** What is required **
Copy every line of the data that contains the string "this".

## start Entries supplied

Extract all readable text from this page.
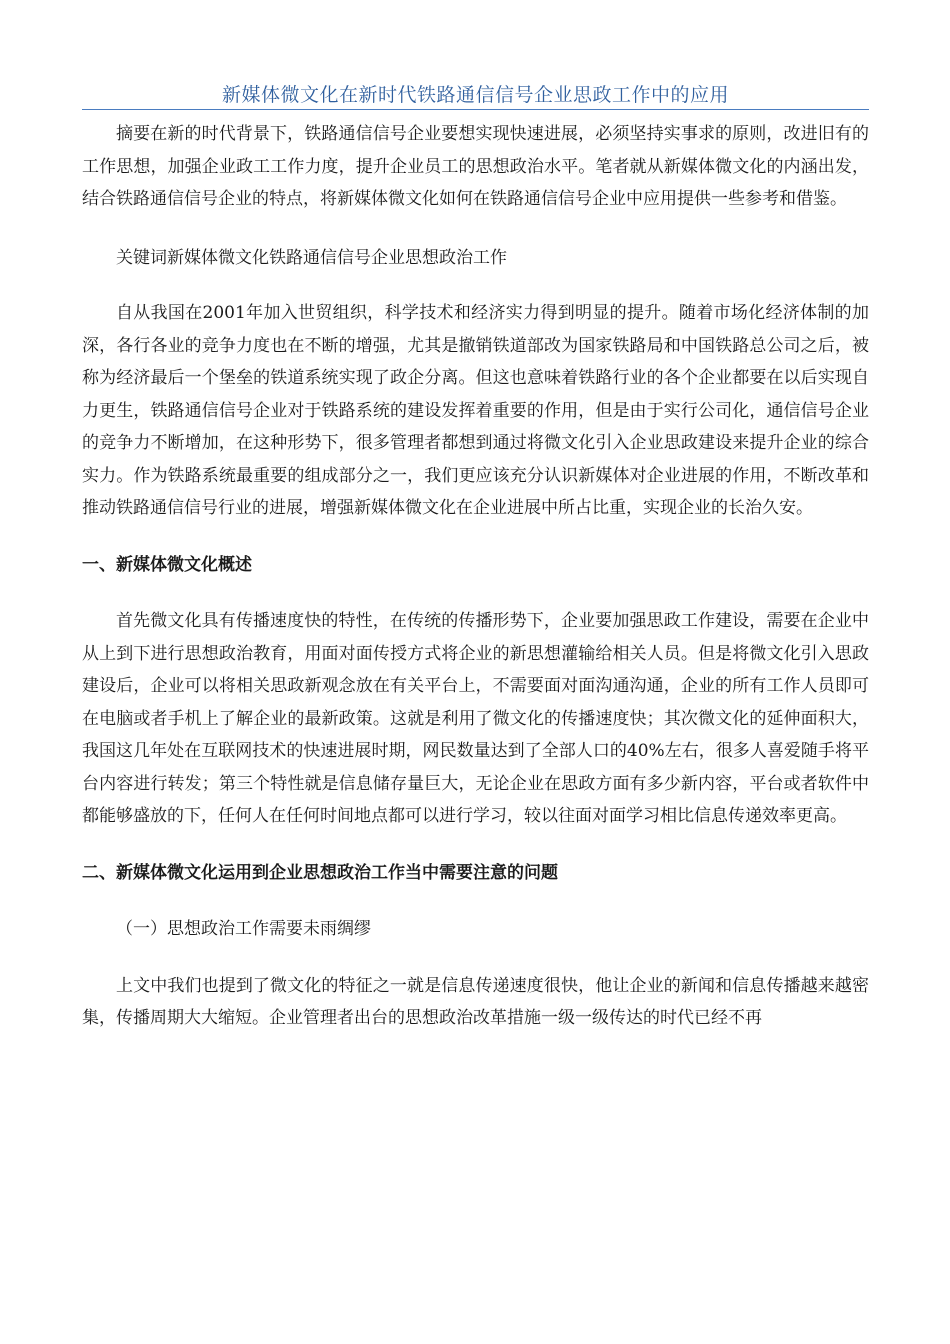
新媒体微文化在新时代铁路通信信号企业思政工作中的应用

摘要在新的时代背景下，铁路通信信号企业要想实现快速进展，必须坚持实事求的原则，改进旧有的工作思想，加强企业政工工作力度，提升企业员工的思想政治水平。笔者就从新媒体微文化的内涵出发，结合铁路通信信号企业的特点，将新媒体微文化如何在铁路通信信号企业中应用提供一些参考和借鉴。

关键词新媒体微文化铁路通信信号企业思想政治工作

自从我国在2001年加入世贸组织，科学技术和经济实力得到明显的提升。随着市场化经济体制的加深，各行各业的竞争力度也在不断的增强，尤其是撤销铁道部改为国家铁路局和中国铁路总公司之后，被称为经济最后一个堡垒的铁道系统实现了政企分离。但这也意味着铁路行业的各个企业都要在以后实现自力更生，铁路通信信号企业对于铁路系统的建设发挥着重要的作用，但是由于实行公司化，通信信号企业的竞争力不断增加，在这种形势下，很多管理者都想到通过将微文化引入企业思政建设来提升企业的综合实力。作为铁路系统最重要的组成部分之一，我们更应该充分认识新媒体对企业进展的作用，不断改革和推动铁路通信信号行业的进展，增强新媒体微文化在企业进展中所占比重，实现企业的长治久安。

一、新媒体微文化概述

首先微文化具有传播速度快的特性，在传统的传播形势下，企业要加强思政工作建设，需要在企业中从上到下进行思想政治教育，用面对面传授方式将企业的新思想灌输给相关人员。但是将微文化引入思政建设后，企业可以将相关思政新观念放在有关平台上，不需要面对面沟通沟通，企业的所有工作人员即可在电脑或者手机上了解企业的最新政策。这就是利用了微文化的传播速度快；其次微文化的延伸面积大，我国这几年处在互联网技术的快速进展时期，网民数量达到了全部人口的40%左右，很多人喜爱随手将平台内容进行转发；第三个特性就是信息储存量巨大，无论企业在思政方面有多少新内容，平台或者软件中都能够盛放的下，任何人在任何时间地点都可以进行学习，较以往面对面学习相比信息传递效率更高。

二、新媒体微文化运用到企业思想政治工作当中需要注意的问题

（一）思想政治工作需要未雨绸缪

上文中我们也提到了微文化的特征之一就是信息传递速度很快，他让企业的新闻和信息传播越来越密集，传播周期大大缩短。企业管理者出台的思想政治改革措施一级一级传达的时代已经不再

## end Entries supplied
## start Entries supplied

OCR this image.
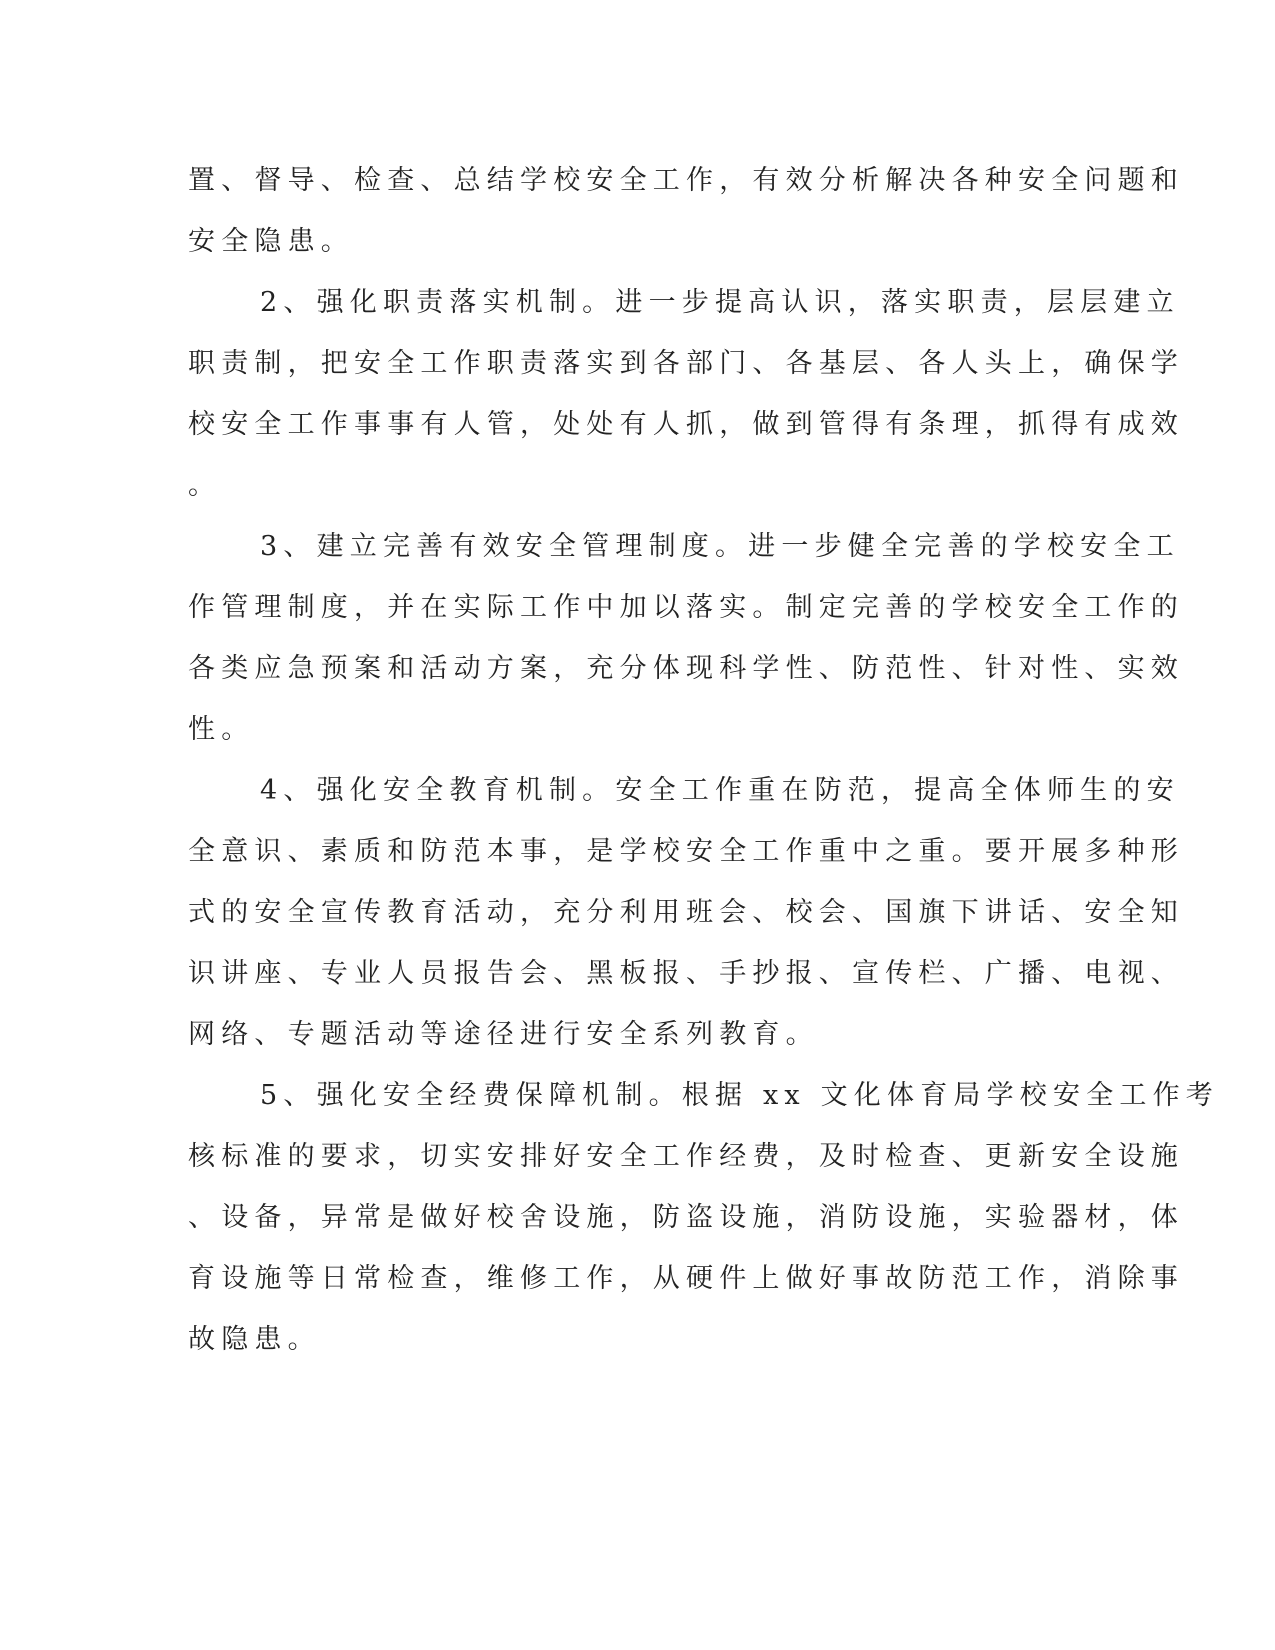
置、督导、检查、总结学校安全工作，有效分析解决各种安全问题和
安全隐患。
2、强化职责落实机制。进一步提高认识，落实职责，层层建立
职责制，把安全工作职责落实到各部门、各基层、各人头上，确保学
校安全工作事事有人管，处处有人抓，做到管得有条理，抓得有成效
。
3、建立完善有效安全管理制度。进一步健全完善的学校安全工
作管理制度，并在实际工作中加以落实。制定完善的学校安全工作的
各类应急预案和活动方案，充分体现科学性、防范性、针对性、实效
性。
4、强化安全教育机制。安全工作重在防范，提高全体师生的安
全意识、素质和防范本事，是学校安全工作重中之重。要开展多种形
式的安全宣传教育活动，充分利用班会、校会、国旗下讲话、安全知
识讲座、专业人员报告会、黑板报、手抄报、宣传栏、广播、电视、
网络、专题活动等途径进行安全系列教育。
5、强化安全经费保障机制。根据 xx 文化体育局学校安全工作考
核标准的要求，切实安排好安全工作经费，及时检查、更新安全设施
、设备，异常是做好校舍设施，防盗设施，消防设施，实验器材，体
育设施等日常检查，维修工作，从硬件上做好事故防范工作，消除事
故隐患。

## end Entries supplied

** Result of the task **
Extract all readable text from this page.
OCR this image.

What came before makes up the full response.